**Exercise requirements:**
Wherever the string "this" appears, copy the whole line.

↓

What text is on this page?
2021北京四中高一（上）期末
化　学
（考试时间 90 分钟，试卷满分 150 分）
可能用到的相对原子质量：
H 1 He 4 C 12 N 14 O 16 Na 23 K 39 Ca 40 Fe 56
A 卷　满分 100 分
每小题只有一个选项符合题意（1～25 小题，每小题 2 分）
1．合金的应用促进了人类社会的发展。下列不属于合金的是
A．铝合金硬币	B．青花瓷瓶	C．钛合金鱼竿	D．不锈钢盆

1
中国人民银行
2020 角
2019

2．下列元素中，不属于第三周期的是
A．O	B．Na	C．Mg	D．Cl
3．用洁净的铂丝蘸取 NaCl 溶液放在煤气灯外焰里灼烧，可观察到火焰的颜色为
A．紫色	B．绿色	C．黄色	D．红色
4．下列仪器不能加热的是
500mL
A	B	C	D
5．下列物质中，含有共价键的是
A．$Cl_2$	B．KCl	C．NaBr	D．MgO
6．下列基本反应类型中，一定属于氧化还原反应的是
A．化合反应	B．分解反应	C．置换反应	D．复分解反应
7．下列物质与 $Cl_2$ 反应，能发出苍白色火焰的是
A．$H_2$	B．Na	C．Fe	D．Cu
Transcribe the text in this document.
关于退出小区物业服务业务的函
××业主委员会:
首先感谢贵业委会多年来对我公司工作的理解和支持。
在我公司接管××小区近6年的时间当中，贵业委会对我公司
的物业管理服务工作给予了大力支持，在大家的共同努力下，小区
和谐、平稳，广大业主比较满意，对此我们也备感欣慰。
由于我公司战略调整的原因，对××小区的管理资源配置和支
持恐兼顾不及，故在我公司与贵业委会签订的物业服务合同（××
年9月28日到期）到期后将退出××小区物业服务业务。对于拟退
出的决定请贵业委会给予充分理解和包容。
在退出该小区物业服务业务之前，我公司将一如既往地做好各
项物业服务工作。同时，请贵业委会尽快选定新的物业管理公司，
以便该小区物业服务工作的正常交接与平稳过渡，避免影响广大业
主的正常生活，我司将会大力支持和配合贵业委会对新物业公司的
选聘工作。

↑

**Solution below:**
What text is on this page?
Transcribe the text in this document.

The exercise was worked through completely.